> _Brief_
Return every line of the records below verbatim, with no pictures in the copy.
━━━━━━━━━━━━━━━━━━━━
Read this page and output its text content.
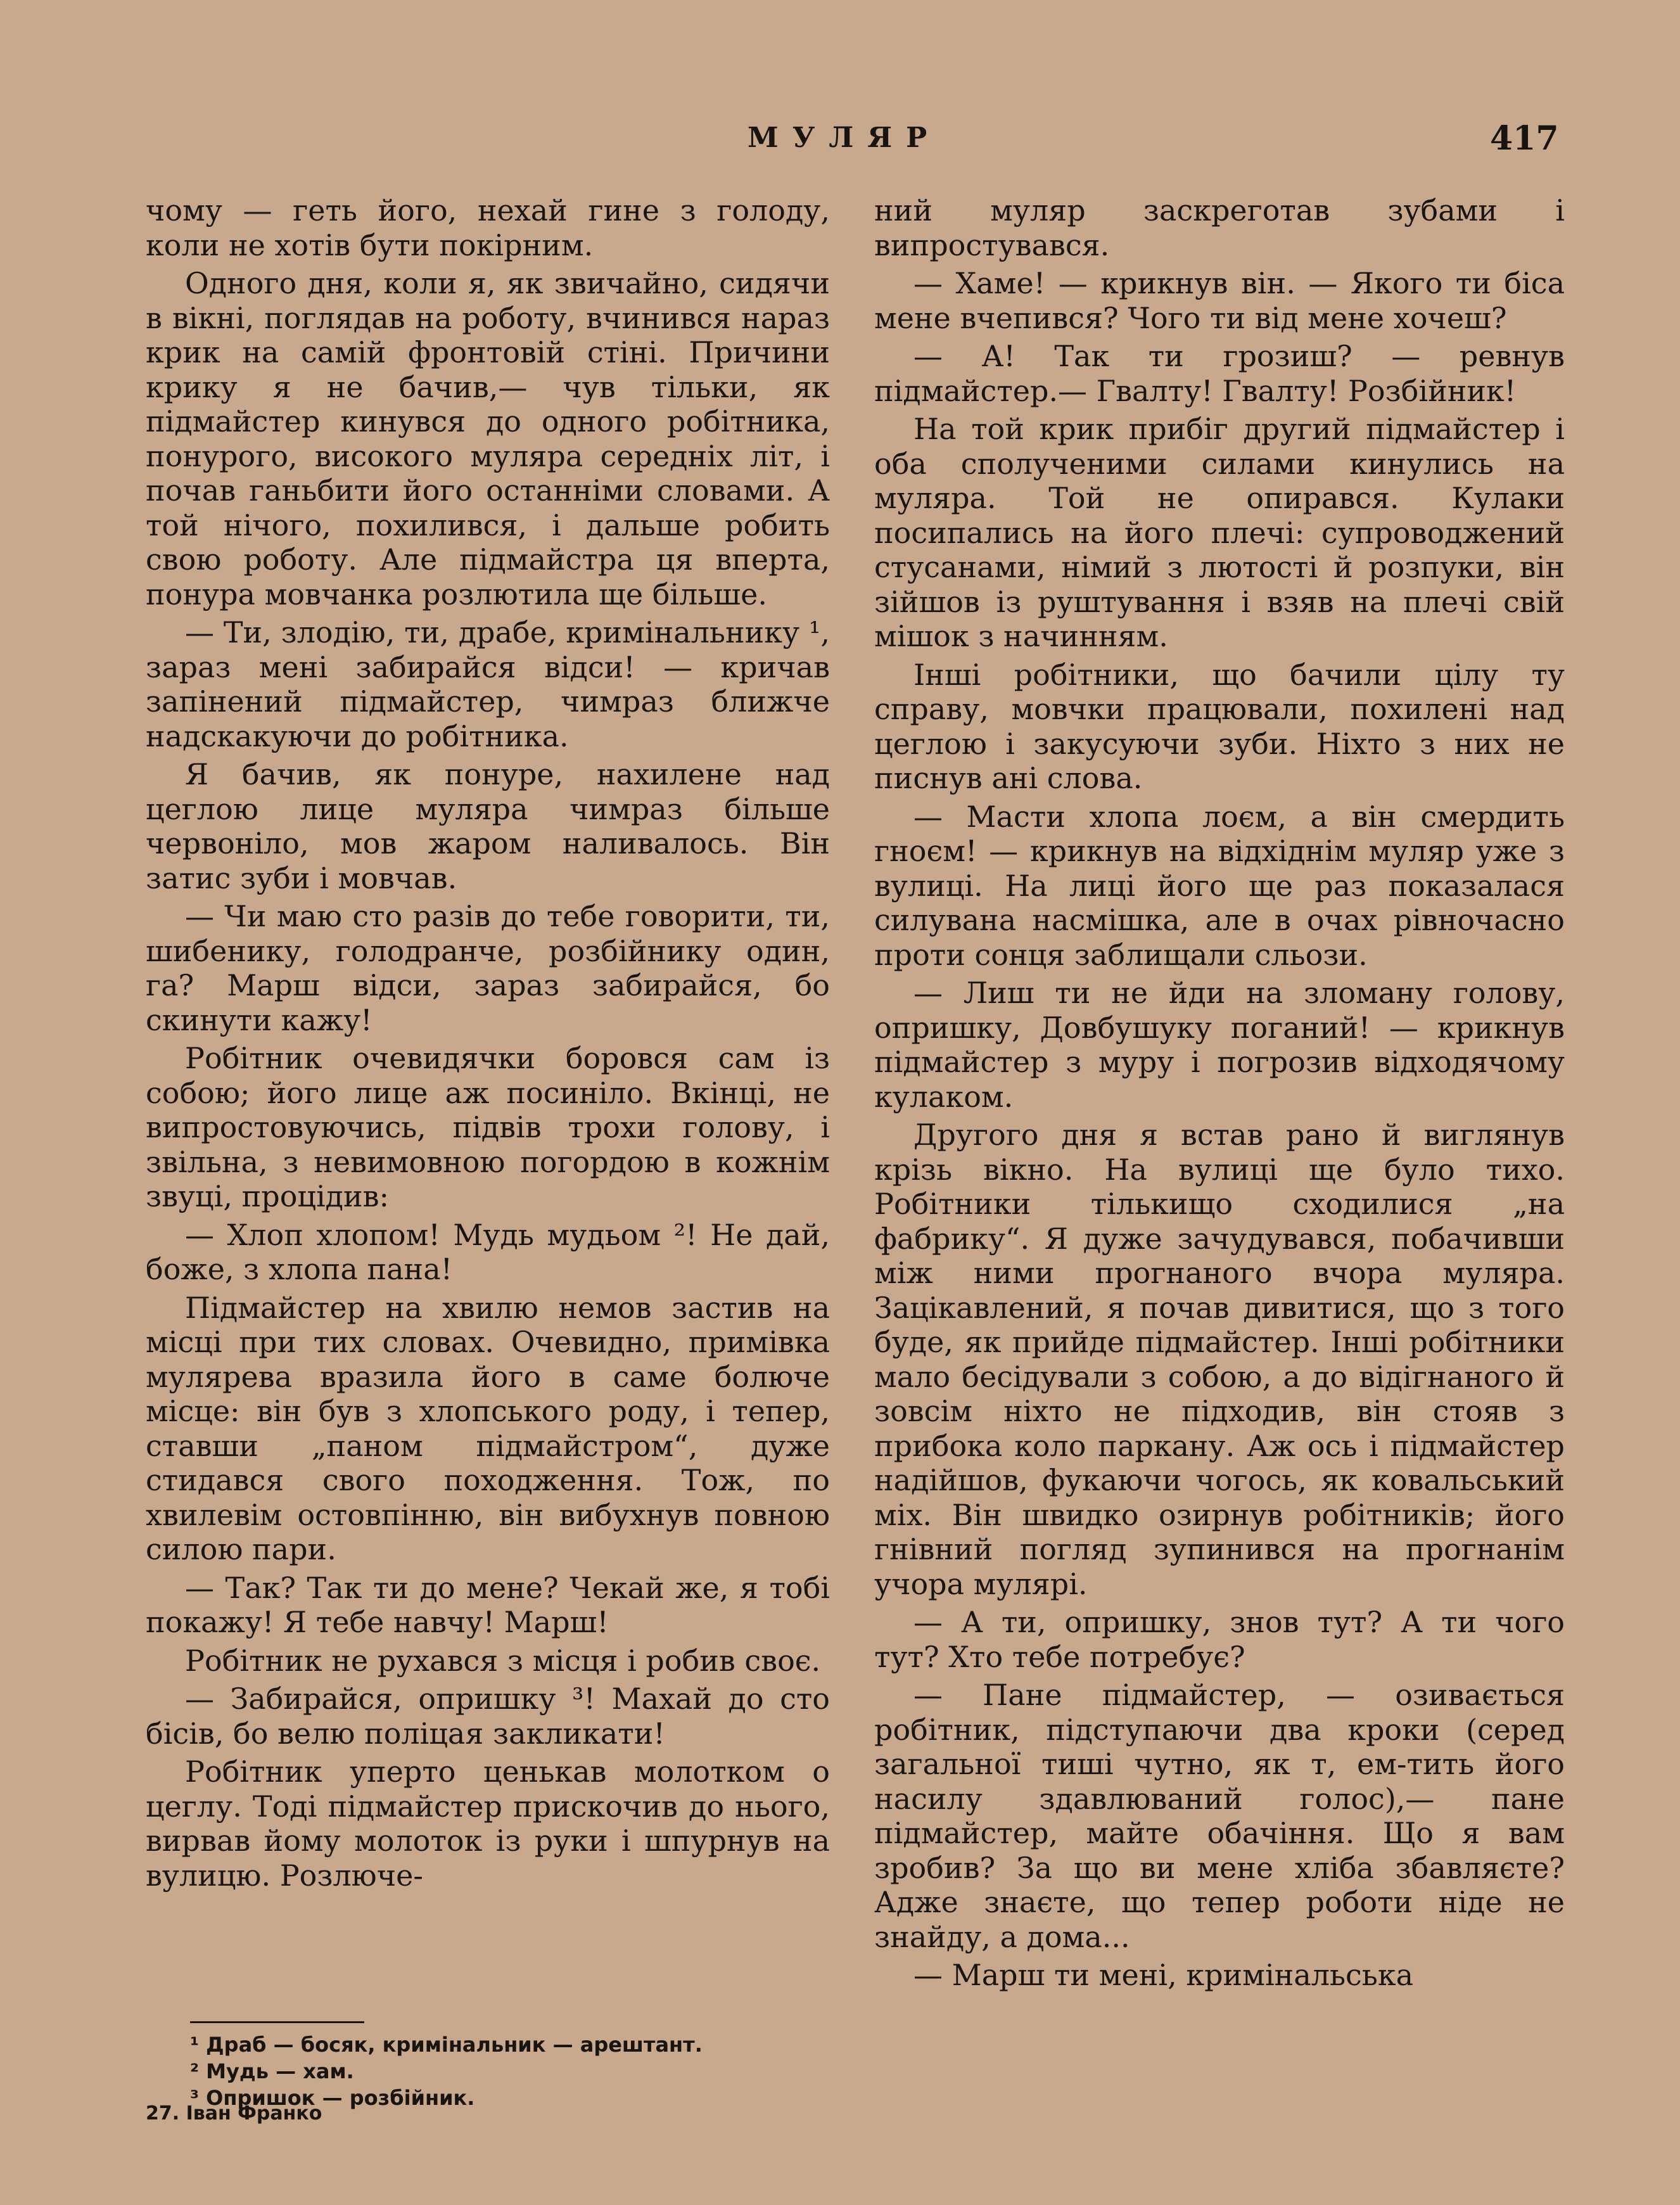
МУЛЯР	417

чому — геть його, нехай гине з голоду, коли не хотів бути покірним.

Одного дня, коли я, як звичайно, сидячи в вікні, поглядав на роботу, вчинився нараз крик на самій фронтовій стіні. Причини крику я не бачив,— чув тільки, як підмайстер кинувся до одного робітника, понурого, високого муляра середніх літ, і почав ганьбити його останніми словами. А той нічого, похилився, і дальше робить свою роботу. Але підмайстра ця вперта, понура мовчанка розлютила ще більше.

— Ти, злодію, ти, драбе, кримінальнику ¹, зараз мені забирайся відси! — кричав запінений підмайстер, чимраз ближче надскакуючи до робітника.

Я бачив, як понуре, нахилене над цеглою лице муляра чимраз більше червоніло, мов жаром наливалось. Він затис зуби і мовчав.

— Чи маю сто разів до тебе говорити, ти, шибенику, голодранче, розбійнику один, га? Марш відси, зараз забирайся, бо скинути кажу!

Робітник очевидячки боровся сам із собою; його лице аж посиніло. Вкінці, не випростовуючись, підвів трохи голову, і звільна, з невимовною погордою в кожнім звуці, процідив:

— Хлоп хлопом! Мудь мудьом ²! Не дай, боже, з хлопа пана!

Підмайстер на хвилю немов застив на місці при тих словах. Очевидно, примівка мулярева вразила його в саме болюче місце: він був з хлопського роду, і тепер, ставши „паном підмайстром“, дуже стидався свого походження. Тож, по хвилевім остовпінню, він вибухнув повною силою пари.

— Так? Так ти до мене? Чекай же, я тобі покажу! Я тебе навчу! Марш!

Робітник не рухався з місця і робив своє.

— Забирайся, опришку ³! Махай до сто бісів, бо велю поліцая закликати!

Робітник уперто ценькав молотком о цеглу. Тоді підмайстер прискочив до нього, вирвав йому молоток із руки і шпурнув на вулицю. Розлюче-

ний муляр заскреготав зубами і випростувався.

— Хаме! — крикнув він. — Якого ти біса мене вчепився? Чого ти від мене хочеш?

— А! Так ти грозиш? — ревнув підмайстер.— Гвалту! Гвалту! Розбійник!

На той крик прибіг другий підмайстер і оба сполученими силами кинулись на муляра. Той не опирався. Кулаки посипались на його плечі: супроводжений стусанами, німий з лютості й розпуки, він зійшов із руштування і взяв на плечі свій мішок з начинням.

Інші робітники, що бачили цілу ту справу, мовчки працювали, похилені над цеглою і закусуючи зуби. Ніхто з них не писнув ані слова.

— Масти хлопа лоєм, а він смердить гноєм! — крикнув на відхіднім муляр уже з вулиці. На лиці його ще раз показалася силувана насмішка, але в очах рівночасно проти сонця заблищали сльози.

— Лиш ти не йди на зломану голову, опришку, Довбушуку поганий! — крикнув підмайстер з муру і погрозив відходячому кулаком.

Другого дня я встав рано й виглянув крізь вікно. На вулиці ще було тихо. Робітники тількищо сходилися „на фабрику“. Я дуже зачудувався, побачивши між ними прогнаного вчора муляра. Зацікавлений, я почав дивитися, що з того буде, як прийде підмайстер. Інші робітники мало бесідували з собою, а до відігнаного й зовсім ніхто не підходив, він стояв з прибока коло паркану. Аж ось і підмайстер надійшов, фукаючи чогось, як ковальський міх. Він швидко озирнув робітників; його гнівний погляд зупинився на прогнанім учора мулярі.

— А ти, опришку, знов тут? А ти чого тут? Хто тебе потребує?

— Пане підмайстер, — озивається робітник, підступаючи два кроки (серед загальної тиші чутно, як т, ем-тить його насилу здавлюваний голос),— пане підмайстер, майте обачіння. Що я вам зробив? За що ви мене хліба збавляєте? Адже знаєте, що тепер роботи ніде не знайду, а дома...

— Марш ти мені, кримінальська

¹ Драб — босяк, кримінальник — арештант.
² Мудь — хам.
³ Опришок — розбійник.
27. Іван Франко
━━━━━━━━━━━━━━━━━━━━
> _Answer below_
Read this page and output its text content.
МУЛЯР	417

чому — геть його, нехай гине з голоду, коли не хотів бути покірним.

Одного дня, коли я, як звичайно, сидячи в вікні, поглядав на роботу, вчинився нараз крик на самій фронтовій стіні. Причини крику я не бачив,— чув тільки, як підмайстер кинувся до одного робітника, понурого, високого муляра середніх літ, і почав ганьбити його останніми словами. А той нічого, похилився, і дальше робить свою роботу. Але підмайстра ця вперта, понура мовчанка розлютила ще більше.

— Ти, злодію, ти, драбе, кримінальнику ¹, зараз мені забирайся відси! — кричав запінений підмайстер, чимраз ближче надскакуючи до робітника.

Я бачив, як понуре, нахилене над цеглою лице муляра чимраз більше червоніло, мов жаром наливалось. Він затис зуби і мовчав.

— Чи маю сто разів до тебе говорити, ти, шибенику, голодранче, розбійнику один, га? Марш відси, зараз забирайся, бо скинути кажу!

Робітник очевидячки боровся сам із собою; його лице аж посиніло. Вкінці, не випростовуючись, підвів трохи голову, і звільна, з невимовною погордою в кожнім звуці, процідив:

— Хлоп хлопом! Мудь мудьом ²! Не дай, боже, з хлопа пана!

Підмайстер на хвилю немов застив на місці при тих словах. Очевидно, примівка мулярева вразила його в саме болюче місце: він був з хлопського роду, і тепер, ставши „паном підмайстром“, дуже стидався свого походження. Тож, по хвилевім остовпінню, він вибухнув повною силою пари.

— Так? Так ти до мене? Чекай же, я тобі покажу! Я тебе навчу! Марш!

Робітник не рухався з місця і робив своє.

— Забирайся, опришку ³! Махай до сто бісів, бо велю поліцая закликати!

Робітник уперто ценькав молотком о цеглу. Тоді підмайстер прискочив до нього, вирвав йому молоток із руки і шпурнув на вулицю. Розлюче-

ний муляр заскреготав зубами і випростувався.

— Хаме! — крикнув він. — Якого ти біса мене вчепився? Чого ти від мене хочеш?

— А! Так ти грозиш? — ревнув підмайстер.— Гвалту! Гвалту! Розбійник!

На той крик прибіг другий підмайстер і оба сполученими силами кинулись на муляра. Той не опирався. Кулаки посипались на його плечі: супроводжений стусанами, німий з лютості й розпуки, він зійшов із руштування і взяв на плечі свій мішок з начинням.

Інші робітники, що бачили цілу ту справу, мовчки працювали, похилені над цеглою і закусуючи зуби. Ніхто з них не писнув ані слова.

— Масти хлопа лоєм, а він смердить гноєм! — крикнув на відхіднім муляр уже з вулиці. На лиці його ще раз показалася силувана насмішка, але в очах рівночасно проти сонця заблищали сльози.

— Лиш ти не йди на зломану голову, опришку, Довбушуку поганий! — крикнув підмайстер з муру і погрозив відходячому кулаком.

Другого дня я встав рано й виглянув крізь вікно. На вулиці ще було тихо. Робітники тількищо сходилися „на фабрику“. Я дуже зачудувався, побачивши між ними прогнаного вчора муляра. Зацікавлений, я почав дивитися, що з того буде, як прийде підмайстер. Інші робітники мало бесідували з собою, а до відігнаного й зовсім ніхто не підходив, він стояв з прибока коло паркану. Аж ось і підмайстер надійшов, фукаючи чогось, як ковальський міх. Він швидко озирнув робітників; його гнівний погляд зупинився на прогнанім учора мулярі.

— А ти, опришку, знов тут? А ти чого тут? Хто тебе потребує?

— Пане підмайстер, — озивається робітник, підступаючи два кроки (серед загальної тиші чутно, як т, ем-тить його насилу здавлюваний голос),— пане підмайстер, майте обачіння. Що я вам зробив? За що ви мене хліба збавляєте? Адже знаєте, що тепер роботи ніде не знайду, а дома...

— Марш ти мені, кримінальська

¹ Драб — босяк, кримінальник — арештант.
² Мудь — хам.
³ Опришок — розбійник.
27. Іван Франко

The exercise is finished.